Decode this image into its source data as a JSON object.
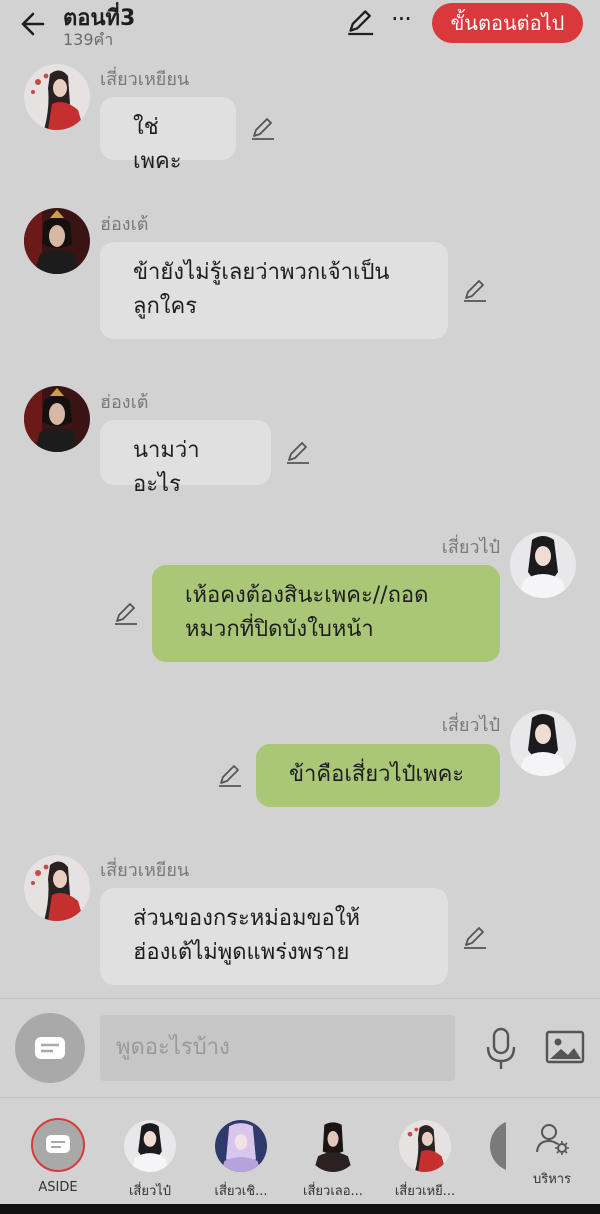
{
  "header": {
    "title": "ตอนที่3",
    "word_count": "139คำ",
    "next_button": "ขั้นตอนต่อไป",
    "more_label": "···"
  },
  "messages": [
    {
      "side": "left",
      "speaker": "เสี่ยวเหยียน",
      "text": "ใช่เพคะ"
    },
    {
      "side": "left",
      "speaker": "ฮ่องเต้",
      "text": "ข้ายังไม่รู้เลยว่าพวกเจ้าเป็น ลูกใคร"
    },
    {
      "side": "left",
      "speaker": "ฮ่องเต้",
      "text": "นามว่าอะไร"
    },
    {
      "side": "right",
      "speaker": "เสี่ยวไป๋",
      "text": "เห้อคงต้องสินะเพคะ//ถอด หมวกที่ปิดบังใบหน้า"
    },
    {
      "side": "right",
      "speaker": "เสี่ยวไป๋",
      "text": "ข้าคือเสี่ยวไป๋เพคะ"
    },
    {
      "side": "left",
      "speaker": "เสี่ยวเหยียน",
      "text": "ส่วนของกระหม่อมขอให้ ฮ่องเต้ไม่พูดแพร่งพราย"
    }
  ],
  "input": {
    "placeholder": "พูดอะไรบ้าง"
  },
  "cast": [
    {
      "label": "ASIDE"
    },
    {
      "label": "เสี่ยวไป๋"
    },
    {
      "label": "เสี่ยวเชิ..."
    },
    {
      "label": "เสี่ยวเลอ..."
    },
    {
      "label": "เสี่ยวเหยี..."
    },
    {
      "label": "บริหาร"
    }
  ],
  "colors": {
    "accent_red": "#d9393b",
    "bubble_right": "#a9c776",
    "bubble_left": "#e0e0e0",
    "background": "#d2d2d2"
  }
}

> [AIM OF THE TASK]:
Find out how many lines in the listing contain the string "ยวไป". Give the number alone.

> [COMPLETED TASK]:
4